— Data entries —

════════════════════

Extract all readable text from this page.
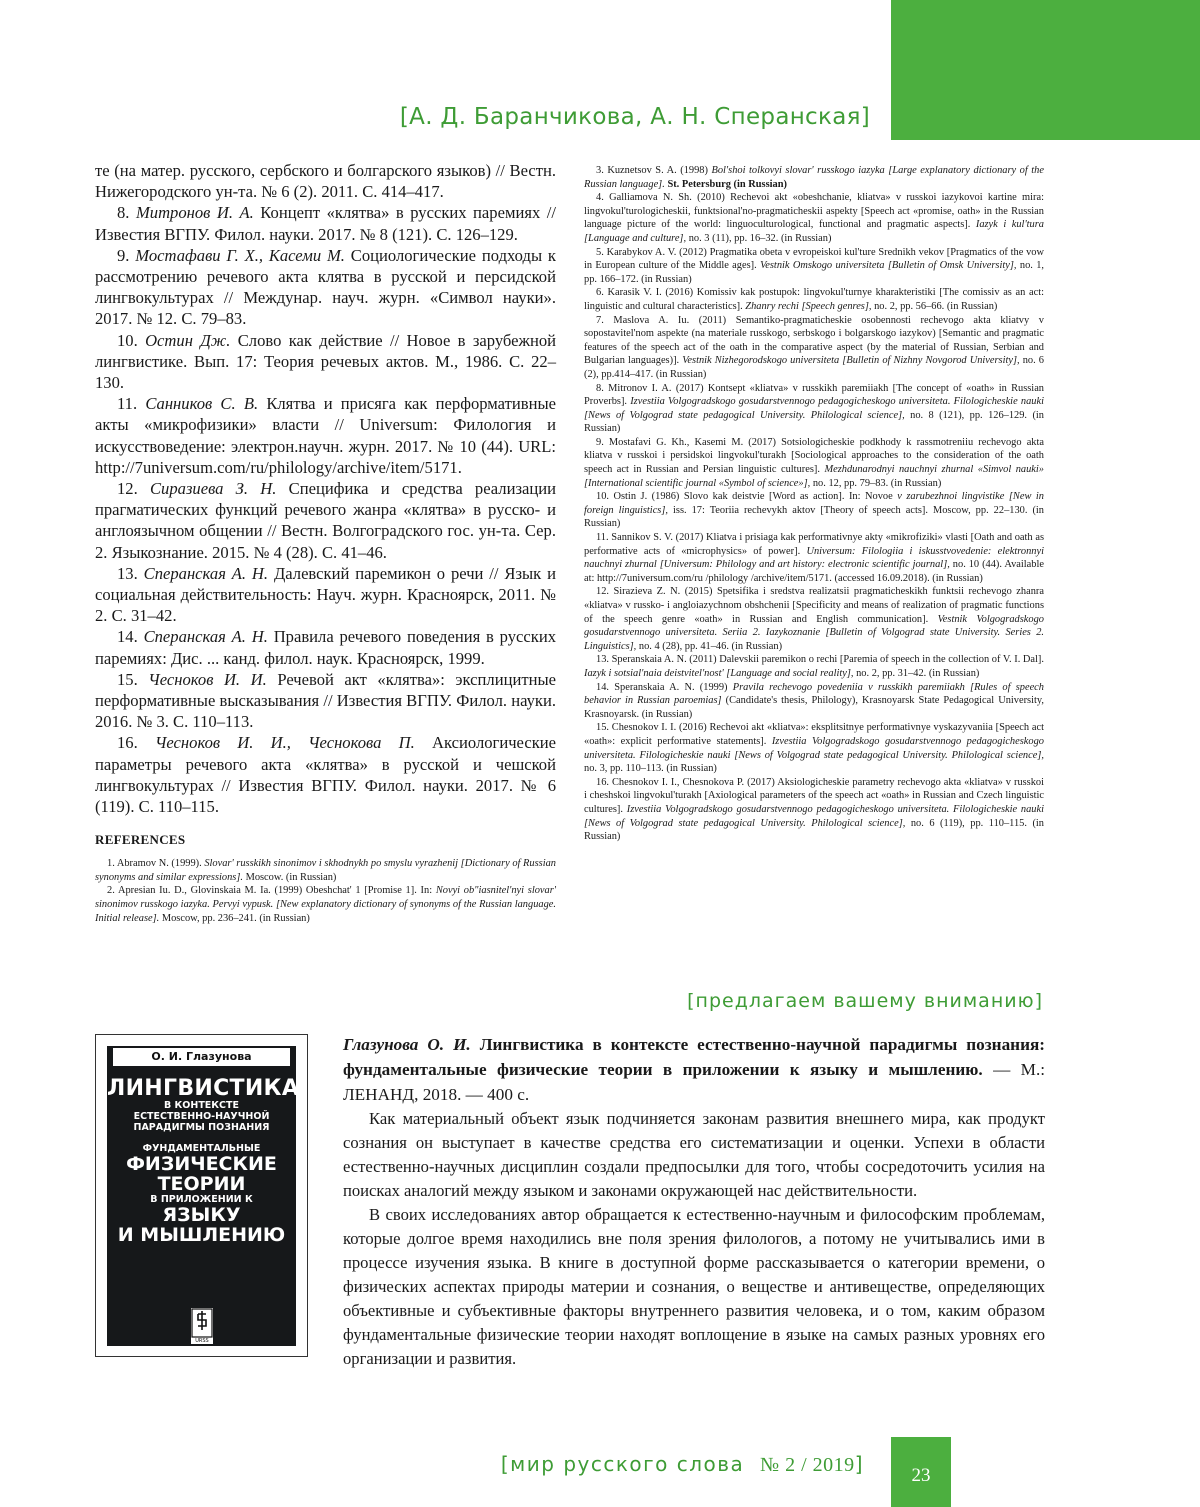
[А. Д. Баранчикова, А. Н. Сперанская]

те (на матер. русского, сербского и болгарского языков) // Вестн. Нижегородского ун-та. № 6 (2). 2011. С. 414–417.

8. Митронов И. А. Концепт «клятва» в русских паремиях // Известия ВГПУ. Филол. науки. 2017. № 8 (121). С. 126–129.

9. Мостафави Г. Х., Касеми М. Социологические подходы к рассмотрению речевого акта клятва в русской и персидской лингвокультурах // Междунар. науч. журн. «Символ науки». 2017. № 12. С. 79–83.

10. Остин Дж. Слово как действие // Новое в зарубежной лингвистике. Вып. 17: Теория речевых актов. М., 1986. С. 22–130.

11. Санников С. В. Клятва и присяга как перформативные акты «микрофизики» власти // Universum: Филология и искусствоведение: электрон.научн. журн. 2017. № 10 (44). URL: http://7universum.com/ru/philology/archive/item/5171.

12. Сиразиева З. Н. Специфика и средства реализации прагматических функций речевого жанра «клятва» в русско- и англоязычном общении // Вестн. Волгоградского гос. ун-та. Сер. 2. Языкознание. 2015. № 4 (28). С. 41–46.

13. Сперанская А. Н. Далевский паремикон о речи // Язык и социальная действительность: Науч. журн. Красноярск, 2011. № 2. С. 31–42.

14. Сперанская А. Н. Правила речевого поведения в русских паремиях: Дис. ... канд. филол. наук. Красноярск, 1999.

15. Чесноков И. И. Речевой акт «клятва»: эксплицитные перформативные высказывания // Известия ВГПУ. Филол. науки. 2016. № 3. С. 110–113.

16. Чесноков И. И., Чеснокова П. Аксиологические параметры речевого акта «клятва» в русской и чешской лингвокультурах // Известия ВГПУ. Филол. науки. 2017. № 6 (119). С. 110–115.

REFERENCES

1. Abramov N. (1999). Slovar' russkikh sinonimov i skhodnykh po smyslu vyrazhenij [Dictionary of Russian synonyms and similar expressions]. Moscow. (in Russian)

2. Apresian Iu. D., Glovinskaia M. Ia. (1999) Obeshchat' 1 [Promise 1]. In: Novyi ob"iasnitel'nyi slovar' sinonimov russkogo iazyka. Pervyi vypusk. [New explanatory dictionary of synonyms of the Russian language. Initial release]. Moscow, pp. 236–241. (in Russian)

3. Kuznetsov S. A. (1998) Bol'shoi tolkovyi slovar' russkogo iazyka [Large explanatory dictionary of the Russian language]. St. Petersburg (in Russian)

4. Galliamova N. Sh. (2010) Rechevoi akt «obeshchanie, kliatva» v russkoi iazykovoi kartine mira: lingvokul'turologicheskii, funktsional'no-pragmaticheskii aspekty [Speech act «promise, oath» in the Russian language picture of the world: linguoculturological, functional and pragmatic aspects]. Iazyk i kul'tura [Language and culture], no. 3 (11), pp. 16–32. (in Russian)

5. Karabykov A. V. (2012) Pragmatika obeta v evropeiskoi kul'ture Srednikh vekov [Pragmatics of the vow in European culture of the Middle ages]. Vestnik Omskogo universiteta [Bulletin of Omsk University], no. 1, pp. 166–172. (in Russian)

6. Karasik V. I. (2016) Komissiv kak postupok: lingvokul'turnye kharakteristiki [The comissiv as an act: linguistic and cultural characteristics]. Zhanry rechi [Speech genres], no. 2, pp. 56–66. (in Russian)

7. Maslova A. Iu. (2011) Semantiko-pragmaticheskie osobennosti rechevogo akta kliatvy v sopostavitel'nom aspekte (na materiale russkogo, serbskogo i bolgarskogo iazykov) [Semantic and pragmatic features of the speech act of the oath in the comparative aspect (by the material of Russian, Serbian and Bulgarian languages)]. Vestnik Nizhegorodskogo universiteta [Bulletin of Nizhny Novgorod University], no. 6 (2), pp.414–417. (in Russian)

8. Mitronov I. A. (2017) Kontsept «kliatva» v russkikh paremiiakh [The concept of «oath» in Russian Proverbs]. Izvestiia Volgogradskogo gosudarstvennogo pedagogicheskogo universiteta. Filologicheskie nauki [News of Volgograd state pedagogical University. Philological science], no. 8 (121), pp. 126–129. (in Russian)

9. Mostafavi G. Kh., Kasemi M. (2017) Sotsiologicheskie podkhody k rassmotreniiu rechevogo akta kliatva v russkoi i persidskoi lingvokul'turakh [Sociological approaches to the consideration of the oath speech act in Russian and Persian linguistic cultures]. Mezhdunarodnyi nauchnyi zhurnal «Simvol nauki» [International scientific journal «Symbol of science»], no. 12, pp. 79–83. (in Russian)

10. Ostin J. (1986) Slovo kak deistvie [Word as action]. In: Novoe v zarubezhnoi lingvistike [New in foreign linguistics], iss. 17: Teoriia rechevykh aktov [Theory of speech acts]. Moscow, pp. 22–130. (in Russian)

11. Sannikov S. V. (2017) Kliatva i prisiaga kak performativnye akty «mikrofiziki» vlasti [Oath and oath as performative acts of «microphysics» of power]. Universum: Filologiia i iskusstvovedenie: elektronnyi nauchnyi zhurnal [Universum: Philology and art history: electronic scientific journal], no. 10 (44). Available at: http://7universum.com/ru /philology /archive/item/5171. (accessed 16.09.2018). (in Russian)

12. Sirazieva Z. N. (2015) Spetsifika i sredstva realizatsii pragmaticheskikh funktsii rechevogo zhanra «kliatva» v russko- i angloiazychnom obshchenii [Specificity and means of realization of pragmatic functions of the speech genre «oath» in Russian and English communication]. Vestnik Volgogradskogo gosudarstvennogo universiteta. Seriia 2. Iazykoznanie [Bulletin of Volgograd state University. Series 2. Linguistics], no. 4 (28), pp. 41–46. (in Russian)

13. Speranskaia A. N. (2011) Dalevskii paremikon o rechi [Paremia of speech in the collection of V. I. Dal]. Iazyk i sotsial'naia deistvitel'nost' [Language and social reality], no. 2, pp. 31–42. (in Russian)

14. Speranskaia A. N. (1999) Pravila rechevogo povedeniia v russkikh paremiiakh [Rules of speech behavior in Russian paroemias] (Candidate's thesis, Philology), Krasnoyarsk State Pedagogical University, Krasnoyarsk. (in Russian)

15. Chesnokov I. I. (2016) Rechevoi akt «kliatva»: eksplitsitnye performativnye vyskazyvaniia [Speech act «oath»: explicit performative statements]. Izvestiia Volgogradskogo gosudarstvennogo pedagogicheskogo universiteta. Filologicheskie nauki [News of Volgograd state pedagogical University. Philological science], no. 3, pp. 110–113. (in Russian)

16. Chesnokov I. I., Chesnokova P. (2017) Aksiologicheskie parametry rechevogo akta «kliatva» v russkoi i cheshskoi lingvokul'turakh [Axiological parameters of the speech act «oath» in Russian and Czech linguistic cultures]. Izvestiia Volgogradskogo gosudarstvennogo pedagogicheskogo universiteta. Filologicheskie nauki [News of Volgograd state pedagogical University. Philological science], no. 6 (119), pp. 110–115. (in Russian)

[предлагаем вашему вниманию]
О. И. Глазунова
ЛИНГВИСТИКА
В КОНТЕКСТЕ
ЕСТЕСТВЕННО-НАУЧНОЙ
ПАРАДИГМЫ ПОЗНАНИЯ
ФУНДАМЕНТАЛЬНЫЕ
ФИЗИЧЕСКИЕ
ТЕОРИИ
В ПРИЛОЖЕНИИ К
ЯЗЫКУ
И МЫШЛЕНИЮ
URSS

Глазунова О. И. Лингвистика в контексте естественно-научной парадигмы познания: фундаментальные физические теории в приложении к языку и мышлению. — М.: ЛЕНАНД, 2018. — 400 с.

Как материальный объект язык подчиняется законам развития внешнего мира, как продукт сознания он выступает в качестве средства его систематизации и оценки. Успехи в области естественно-научных дисциплин создали предпосылки для того, чтобы сосредоточить усилия на поисках аналогий между языком и законами окружающей нас действительности.

В своих исследованиях автор обращается к естественно-научным и философским проблемам, которые долгое время находились вне поля зрения филологов, а потому не учитывались ими в процессе изучения языка. В книге в доступной форме рассказывается о категории времени, о физических аспектах природы материи и сознания, о веществе и антивеществе, определяющих объективные и субъективные факторы внутреннего развития человека, и о том, каким образом фундаментальные физические теории находят воплощение в языке на самых разных уровнях его организации и развития.

[мир русского слова № 2 / 2019]	23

════════════════════

— Written request —
State how many lines in the records above contain the word "lingvokul", and give only that number.

— Full solution —
4